> [YOUR OBJECTIVE]
Locate the string "Совершенствование" in the records below. Copy every line where it occurs.

* BEGIN RECORDED INFORMATION *

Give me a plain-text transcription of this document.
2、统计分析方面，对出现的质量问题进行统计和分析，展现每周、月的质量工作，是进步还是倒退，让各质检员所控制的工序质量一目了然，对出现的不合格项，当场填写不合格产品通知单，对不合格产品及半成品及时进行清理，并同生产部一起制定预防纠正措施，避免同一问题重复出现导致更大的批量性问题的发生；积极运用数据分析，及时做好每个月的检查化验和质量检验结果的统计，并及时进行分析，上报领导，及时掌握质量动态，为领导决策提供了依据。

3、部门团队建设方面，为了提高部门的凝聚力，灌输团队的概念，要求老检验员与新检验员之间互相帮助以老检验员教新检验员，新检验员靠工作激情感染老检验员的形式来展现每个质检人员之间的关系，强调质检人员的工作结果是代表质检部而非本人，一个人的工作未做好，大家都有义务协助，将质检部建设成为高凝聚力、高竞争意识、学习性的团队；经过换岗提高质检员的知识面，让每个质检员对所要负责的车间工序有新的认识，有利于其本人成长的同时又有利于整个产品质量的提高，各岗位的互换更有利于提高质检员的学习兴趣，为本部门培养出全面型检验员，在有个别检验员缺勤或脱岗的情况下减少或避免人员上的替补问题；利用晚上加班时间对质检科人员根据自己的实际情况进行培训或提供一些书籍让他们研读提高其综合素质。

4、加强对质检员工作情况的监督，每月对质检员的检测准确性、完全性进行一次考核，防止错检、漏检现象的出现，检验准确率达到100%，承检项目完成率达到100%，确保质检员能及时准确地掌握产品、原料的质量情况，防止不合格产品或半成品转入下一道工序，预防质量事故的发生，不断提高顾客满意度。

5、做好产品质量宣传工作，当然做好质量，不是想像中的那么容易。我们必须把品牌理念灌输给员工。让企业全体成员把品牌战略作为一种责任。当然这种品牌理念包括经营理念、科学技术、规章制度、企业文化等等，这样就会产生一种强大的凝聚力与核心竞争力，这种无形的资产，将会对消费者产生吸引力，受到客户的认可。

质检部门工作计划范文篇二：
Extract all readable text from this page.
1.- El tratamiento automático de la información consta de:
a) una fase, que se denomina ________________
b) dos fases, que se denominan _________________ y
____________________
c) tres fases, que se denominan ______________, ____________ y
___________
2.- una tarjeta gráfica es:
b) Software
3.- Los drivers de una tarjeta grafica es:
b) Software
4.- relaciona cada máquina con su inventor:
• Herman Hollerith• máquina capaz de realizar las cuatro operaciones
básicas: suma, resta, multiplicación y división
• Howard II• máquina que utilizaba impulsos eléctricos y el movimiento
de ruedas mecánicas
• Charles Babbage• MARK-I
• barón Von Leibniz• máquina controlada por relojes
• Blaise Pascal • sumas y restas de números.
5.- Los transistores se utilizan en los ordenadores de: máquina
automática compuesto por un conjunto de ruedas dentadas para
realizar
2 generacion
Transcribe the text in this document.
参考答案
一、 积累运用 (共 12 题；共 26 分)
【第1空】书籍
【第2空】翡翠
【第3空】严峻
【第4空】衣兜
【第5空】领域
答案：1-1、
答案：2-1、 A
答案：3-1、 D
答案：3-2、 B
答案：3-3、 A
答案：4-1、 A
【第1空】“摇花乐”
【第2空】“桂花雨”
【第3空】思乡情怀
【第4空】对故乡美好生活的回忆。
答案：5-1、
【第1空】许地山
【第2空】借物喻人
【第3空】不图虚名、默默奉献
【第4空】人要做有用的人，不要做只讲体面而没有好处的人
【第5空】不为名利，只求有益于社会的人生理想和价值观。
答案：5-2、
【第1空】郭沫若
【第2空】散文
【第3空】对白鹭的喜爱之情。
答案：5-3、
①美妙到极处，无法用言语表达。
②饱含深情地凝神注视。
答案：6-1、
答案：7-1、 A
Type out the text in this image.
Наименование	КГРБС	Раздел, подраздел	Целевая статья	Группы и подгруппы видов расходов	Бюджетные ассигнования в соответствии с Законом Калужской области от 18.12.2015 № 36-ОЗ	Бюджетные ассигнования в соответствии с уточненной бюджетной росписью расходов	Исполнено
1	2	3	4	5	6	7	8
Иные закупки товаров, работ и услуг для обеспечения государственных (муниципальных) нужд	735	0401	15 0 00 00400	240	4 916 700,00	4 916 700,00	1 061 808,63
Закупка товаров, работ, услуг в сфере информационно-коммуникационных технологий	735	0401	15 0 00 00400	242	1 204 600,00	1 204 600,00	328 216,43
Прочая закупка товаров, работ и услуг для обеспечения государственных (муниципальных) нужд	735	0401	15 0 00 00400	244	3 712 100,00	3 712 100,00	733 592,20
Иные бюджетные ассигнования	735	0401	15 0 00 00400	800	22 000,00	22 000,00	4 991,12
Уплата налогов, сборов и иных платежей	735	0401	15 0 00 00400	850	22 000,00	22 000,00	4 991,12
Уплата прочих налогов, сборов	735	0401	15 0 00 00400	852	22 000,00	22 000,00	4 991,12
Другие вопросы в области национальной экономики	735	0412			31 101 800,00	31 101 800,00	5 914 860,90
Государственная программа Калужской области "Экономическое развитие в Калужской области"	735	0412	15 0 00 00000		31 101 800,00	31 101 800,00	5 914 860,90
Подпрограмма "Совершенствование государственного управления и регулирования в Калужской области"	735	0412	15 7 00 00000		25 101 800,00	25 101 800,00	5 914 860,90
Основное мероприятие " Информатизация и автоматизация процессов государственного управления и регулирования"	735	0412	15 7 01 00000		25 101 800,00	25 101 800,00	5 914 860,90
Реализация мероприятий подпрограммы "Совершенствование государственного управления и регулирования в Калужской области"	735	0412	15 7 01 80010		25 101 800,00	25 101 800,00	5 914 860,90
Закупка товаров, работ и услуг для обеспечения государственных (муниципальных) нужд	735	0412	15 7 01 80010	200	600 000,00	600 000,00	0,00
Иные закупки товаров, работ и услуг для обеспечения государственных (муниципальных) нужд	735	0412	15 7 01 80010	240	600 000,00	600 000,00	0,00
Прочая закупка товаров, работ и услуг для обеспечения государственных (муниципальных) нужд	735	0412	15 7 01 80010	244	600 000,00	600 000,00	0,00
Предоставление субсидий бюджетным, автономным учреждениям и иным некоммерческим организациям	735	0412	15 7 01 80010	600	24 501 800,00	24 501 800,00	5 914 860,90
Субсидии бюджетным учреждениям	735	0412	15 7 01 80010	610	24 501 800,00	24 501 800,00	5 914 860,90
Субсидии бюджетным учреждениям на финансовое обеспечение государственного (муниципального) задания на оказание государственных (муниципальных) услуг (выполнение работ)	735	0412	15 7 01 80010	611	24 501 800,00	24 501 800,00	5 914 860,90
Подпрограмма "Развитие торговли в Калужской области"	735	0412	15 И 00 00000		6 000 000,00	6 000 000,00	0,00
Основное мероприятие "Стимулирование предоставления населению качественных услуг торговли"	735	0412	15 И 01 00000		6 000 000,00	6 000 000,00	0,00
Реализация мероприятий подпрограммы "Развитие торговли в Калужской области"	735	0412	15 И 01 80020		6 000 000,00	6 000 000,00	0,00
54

* END RECORDED INFORMATION *

> [RESPONSE TO THE TASK]
Подпрограмма "Совершенствование государственного управления и регулирования в Калужской области"	735	0412	15 7 00 00000		25 101 800,00	25 101 800,00	5 914 860,90
Реализация мероприятий подпрограммы "Совершенствование государственного управления и регулирования в Калужской области"	735	0412	15 7 01 80010		25 101 800,00	25 101 800,00	5 914 860,90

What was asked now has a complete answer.